#### Textabschnitt:
-----
Einen zupackenden Glauben leben
Kolping-Gedenktag in Dresden
Dresden (ms) - Seit 1990 gibt es das Kolping-Bildungswerk Sachsen. In seiner Begrüßungsansprache zum diesjährigen Kolping-Gedenken am 4. Dezember im Dresdner Kulturpalast, zu dem das Bildungswerk einlud, ließ Diözesanpräses Rudolf Birner in einem Rückblick auf die vergangenen 6 Jahre die Entwicklung des Bildungswerkes Revue passieren. Mit wenigen Mitarbeitern begann das, was heute in Sachsen einen wichtigen Pfeiler der beruflichen Bildungsarbeit für sozial benachteiligte und lernbehinderte Jugendliche bedeutet. Mit über 1000 hauptamtlichen Mitarbeitern werden in 10 Bildungszentren und einer beruflichen Förderschule in ganz Sachsen Angebote zur beruflichen Qualifizierung und Integration auf dem ersten Arbeitsmarkt gemacht.
Dabei sei die relativ hohe Vermittlungsquote besonders erfreulich und ermutigend, wie der Bischof des Bistums Dresden-Meißen, Joachim Reinelt, in seinem Grußwort feststellte. Er forderte noch einmal eindringlich, dabei mitzuwirken, daß in der momentanen gesellschaftlichen Lage das "Soziale" bei allen marktwirtschaftlichen Überlegungen und volkswirtschaftlichen Notwendigkeiten nicht "unter die Räder" kommen dürfe. In Kolping sehe er hierfür einen verläßlichen Partner. Mit der Arbeitsverwaltung gemeinsam wurden und werden neue innovative Projekte und Maßnahmen erschlossen, um möglichst nahe an der Arbeitspraxis ausbilden zu können. Klaus Ehrsam sagte für die Arbeitsverwaltung auch zukünftig die fachliche und organisatorische Unterstützung bei der wichtigen Aufgabe, jungen Menschen eine berufliche Perspektive zu eröffnen, zu.
Die Internationalität des Kolpingverbandes wurde durch die Teilnahme von Vertretern des Kolpingwerkes der Tschechischen Republik dokumentiert. Der Zentralsekretär des Tschechischen Kolpingwerkes, Libor Havlik, dankte in seiner Ansprache dem Kolping-Bildungswerk Sachsen für die große Unterstützung bei Projekten in Tschechien. Hier sei in kurzer Zeit Großes geleistet worden. So konnte zum Beispiel seit 1994 mit Bundesmitteln ein Projekt für über 100 Beschäftigte der Baubranche in Zdar nad Sazavon aufgebaut werden.
-----
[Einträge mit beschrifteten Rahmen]
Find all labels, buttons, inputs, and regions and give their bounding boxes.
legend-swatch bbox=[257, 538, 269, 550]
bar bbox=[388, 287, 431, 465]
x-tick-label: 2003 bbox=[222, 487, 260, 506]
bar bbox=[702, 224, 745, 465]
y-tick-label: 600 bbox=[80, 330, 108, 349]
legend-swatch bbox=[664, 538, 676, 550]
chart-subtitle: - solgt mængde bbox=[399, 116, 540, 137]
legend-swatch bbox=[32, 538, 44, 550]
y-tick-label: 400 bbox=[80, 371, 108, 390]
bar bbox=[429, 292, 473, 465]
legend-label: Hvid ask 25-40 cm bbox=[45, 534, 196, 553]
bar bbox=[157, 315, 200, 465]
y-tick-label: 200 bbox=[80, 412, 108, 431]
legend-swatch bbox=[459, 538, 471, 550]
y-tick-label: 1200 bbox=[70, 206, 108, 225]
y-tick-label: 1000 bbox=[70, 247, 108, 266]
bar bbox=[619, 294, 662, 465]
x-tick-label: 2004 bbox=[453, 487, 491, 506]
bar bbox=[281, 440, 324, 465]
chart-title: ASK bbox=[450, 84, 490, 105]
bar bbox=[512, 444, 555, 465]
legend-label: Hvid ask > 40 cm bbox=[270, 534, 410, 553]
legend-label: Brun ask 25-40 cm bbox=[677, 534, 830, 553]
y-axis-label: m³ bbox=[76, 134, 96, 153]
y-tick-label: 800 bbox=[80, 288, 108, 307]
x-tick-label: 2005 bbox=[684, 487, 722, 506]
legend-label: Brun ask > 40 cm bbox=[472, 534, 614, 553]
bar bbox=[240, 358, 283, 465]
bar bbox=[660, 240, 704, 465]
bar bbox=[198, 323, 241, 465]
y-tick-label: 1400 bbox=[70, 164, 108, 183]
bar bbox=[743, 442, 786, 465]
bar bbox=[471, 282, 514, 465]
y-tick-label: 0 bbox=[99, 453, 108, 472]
-----
#### Gestellte Aufgabe:
Führen Sie den Bericht über den Kolping-Gedenktag in Dresden im Anschluss an seinen letzten Satz weiter. Die Auflistung spielt hierfür keine Rolle.

#### Ergebnis:
Es handelt sich dabei um ein Modellprojekt für sozialverträgliche Auflösung von Staatskombinaten. In dem ehemaligen Zentrum für Maschinenbau und Bergbau ist heute ein Profi-center untergebracht, das einen Bauhof, eine Bautischlerei und -schlosserei sowie einen Dachdeckerbetrieb beherbergt. In seiner Festrede bezeichnete der sächsische Landtagsabgeordnete und Staatsminister a.D. Heinz Eggert das Kolpingwerk und seine Einrichtungen als praxisorientierte und tatkräftige Organisation.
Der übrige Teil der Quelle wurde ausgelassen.